Exercise: Write out the material below again, unchanged.

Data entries

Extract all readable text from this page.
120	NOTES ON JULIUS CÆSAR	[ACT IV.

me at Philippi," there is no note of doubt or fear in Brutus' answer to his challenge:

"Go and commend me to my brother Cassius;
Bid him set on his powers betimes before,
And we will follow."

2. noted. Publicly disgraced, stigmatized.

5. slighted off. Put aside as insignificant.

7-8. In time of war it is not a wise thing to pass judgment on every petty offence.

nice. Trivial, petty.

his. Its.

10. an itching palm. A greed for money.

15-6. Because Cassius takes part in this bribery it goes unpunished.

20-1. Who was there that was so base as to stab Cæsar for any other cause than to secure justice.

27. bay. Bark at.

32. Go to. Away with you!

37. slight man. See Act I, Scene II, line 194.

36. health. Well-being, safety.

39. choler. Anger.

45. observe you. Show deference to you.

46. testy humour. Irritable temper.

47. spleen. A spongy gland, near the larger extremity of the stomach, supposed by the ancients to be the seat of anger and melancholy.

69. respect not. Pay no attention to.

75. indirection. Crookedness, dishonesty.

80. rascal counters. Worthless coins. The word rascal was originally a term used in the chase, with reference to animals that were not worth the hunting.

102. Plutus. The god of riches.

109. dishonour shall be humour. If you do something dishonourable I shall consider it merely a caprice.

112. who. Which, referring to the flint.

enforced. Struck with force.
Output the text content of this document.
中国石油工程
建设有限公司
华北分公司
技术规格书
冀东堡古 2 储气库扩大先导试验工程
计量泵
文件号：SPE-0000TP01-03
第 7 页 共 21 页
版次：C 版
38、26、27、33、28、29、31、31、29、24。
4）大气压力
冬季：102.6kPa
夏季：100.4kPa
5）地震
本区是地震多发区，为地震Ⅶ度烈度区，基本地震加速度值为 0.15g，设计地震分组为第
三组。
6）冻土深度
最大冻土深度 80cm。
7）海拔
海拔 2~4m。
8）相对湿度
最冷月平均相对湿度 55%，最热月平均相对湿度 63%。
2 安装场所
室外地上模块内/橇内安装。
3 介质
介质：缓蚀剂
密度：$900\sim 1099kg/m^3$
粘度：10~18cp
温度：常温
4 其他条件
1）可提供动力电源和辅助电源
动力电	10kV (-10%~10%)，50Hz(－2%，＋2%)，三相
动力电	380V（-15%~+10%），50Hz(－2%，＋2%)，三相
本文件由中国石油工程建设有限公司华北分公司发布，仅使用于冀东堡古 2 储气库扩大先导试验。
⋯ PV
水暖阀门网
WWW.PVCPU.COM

Solution to the problem:
Extract all readable text from this page.
120	NOTES ON JULIUS CÆSAR	[ACT IV.

me at Philippi," there is no note of doubt or fear in Brutus' answer to his challenge:

"Go and commend me to my brother Cassius;
Bid him set on his powers betimes before,
And we will follow."

2. noted. Publicly disgraced, stigmatized.

5. slighted off. Put aside as insignificant.

7-8. In time of war it is not a wise thing to pass judgment on every petty offence.

nice. Trivial, petty.

his. Its.

10. an itching palm. A greed for money.

15-6. Because Cassius takes part in this bribery it goes unpunished.

20-1. Who was there that was so base as to stab Cæsar for any other cause than to secure justice.

27. bay. Bark at.

32. Go to. Away with you!

37. slight man. See Act I, Scene II, line 194.

36. health. Well-being, safety.

39. choler. Anger.

45. observe you. Show deference to you.

46. testy humour. Irritable temper.

47. spleen. A spongy gland, near the larger extremity of the stomach, supposed by the ancients to be the seat of anger and melancholy.

69. respect not. Pay no attention to.

75. indirection. Crookedness, dishonesty.

80. rascal counters. Worthless coins. The word rascal was originally a term used in the chase, with reference to animals that were not worth the hunting.

102. Plutus. The god of riches.

109. dishonour shall be humour. If you do something dishonourable I shall consider it merely a caprice.

112. who. Which, referring to the flint.

enforced. Struck with force.
Output the text content of this document.
中国石油工程
建设有限公司
华北分公司
技术规格书
冀东堡古 2 储气库扩大先导试验工程
计量泵
文件号：SPE-0000TP01-03
第 7 页 共 21 页
版次：C 版
38、26、27、33、28、29、31、31、29、24。
4）大气压力
冬季：102.6kPa
夏季：100.4kPa
5）地震
本区是地震多发区，为地震Ⅶ度烈度区，基本地震加速度值为 0.15g，设计地震分组为第
三组。
6）冻土深度
最大冻土深度 80cm。
7）海拔
海拔 2~4m。
8）相对湿度
最冷月平均相对湿度 55%，最热月平均相对湿度 63%。
2 安装场所
室外地上模块内/橇内安装。
3 介质
介质：缓蚀剂
密度：$900\sim 1099kg/m^3$
粘度：10~18cp
温度：常温
4 其他条件
1）可提供动力电源和辅助电源
动力电	10kV (-10%~10%)，50Hz(－2%，＋2%)，三相
动力电	380V（-15%~+10%），50Hz(－2%，＋2%)，三相
本文件由中国石油工程建设有限公司华北分公司发布，仅使用于冀东堡古 2 储气库扩大先导试验。
⋯ PV
水暖阀门网
WWW.PVCPU.COM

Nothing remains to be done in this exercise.